**Data items:**
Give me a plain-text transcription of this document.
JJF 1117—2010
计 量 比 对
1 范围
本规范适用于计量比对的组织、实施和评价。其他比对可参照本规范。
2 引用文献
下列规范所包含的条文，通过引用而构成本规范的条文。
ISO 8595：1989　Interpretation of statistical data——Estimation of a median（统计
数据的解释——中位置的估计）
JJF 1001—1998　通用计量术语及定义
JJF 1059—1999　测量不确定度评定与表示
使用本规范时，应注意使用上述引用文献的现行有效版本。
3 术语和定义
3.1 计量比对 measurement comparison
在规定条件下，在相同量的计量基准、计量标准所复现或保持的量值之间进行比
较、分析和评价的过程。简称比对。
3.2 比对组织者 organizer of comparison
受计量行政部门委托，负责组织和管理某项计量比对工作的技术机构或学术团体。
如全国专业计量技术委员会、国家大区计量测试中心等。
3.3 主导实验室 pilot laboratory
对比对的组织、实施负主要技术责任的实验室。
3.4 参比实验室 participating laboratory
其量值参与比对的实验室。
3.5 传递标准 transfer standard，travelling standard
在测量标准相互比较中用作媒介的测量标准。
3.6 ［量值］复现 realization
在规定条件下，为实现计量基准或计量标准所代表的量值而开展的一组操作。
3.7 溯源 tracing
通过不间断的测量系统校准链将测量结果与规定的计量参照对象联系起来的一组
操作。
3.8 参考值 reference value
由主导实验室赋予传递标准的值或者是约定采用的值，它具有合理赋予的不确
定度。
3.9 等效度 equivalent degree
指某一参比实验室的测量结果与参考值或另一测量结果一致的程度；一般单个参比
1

**Description of the task:**
Exactly reproduce every line found in the records.

**Expected answer:**
Give me a plain-text transcription of this document.
JJF 1117—2010
计 量 比 对
1 范围
本规范适用于计量比对的组织、实施和评价。其他比对可参照本规范。
2 引用文献
下列规范所包含的条文，通过引用而构成本规范的条文。
ISO 8595：1989　Interpretation of statistical data——Estimation of a median（统计
数据的解释——中位置的估计）
JJF 1001—1998　通用计量术语及定义
JJF 1059—1999　测量不确定度评定与表示
使用本规范时，应注意使用上述引用文献的现行有效版本。
3 术语和定义
3.1 计量比对 measurement comparison
在规定条件下，在相同量的计量基准、计量标准所复现或保持的量值之间进行比
较、分析和评价的过程。简称比对。
3.2 比对组织者 organizer of comparison
受计量行政部门委托，负责组织和管理某项计量比对工作的技术机构或学术团体。
如全国专业计量技术委员会、国家大区计量测试中心等。
3.3 主导实验室 pilot laboratory
对比对的组织、实施负主要技术责任的实验室。
3.4 参比实验室 participating laboratory
其量值参与比对的实验室。
3.5 传递标准 transfer standard，travelling standard
在测量标准相互比较中用作媒介的测量标准。
3.6 ［量值］复现 realization
在规定条件下，为实现计量基准或计量标准所代表的量值而开展的一组操作。
3.7 溯源 tracing
通过不间断的测量系统校准链将测量结果与规定的计量参照对象联系起来的一组
操作。
3.8 参考值 reference value
由主导实验室赋予传递标准的值或者是约定采用的值，它具有合理赋予的不确
定度。
3.9 等效度 equivalent degree
指某一参比实验室的测量结果与参考值或另一测量结果一致的程度；一般单个参比
1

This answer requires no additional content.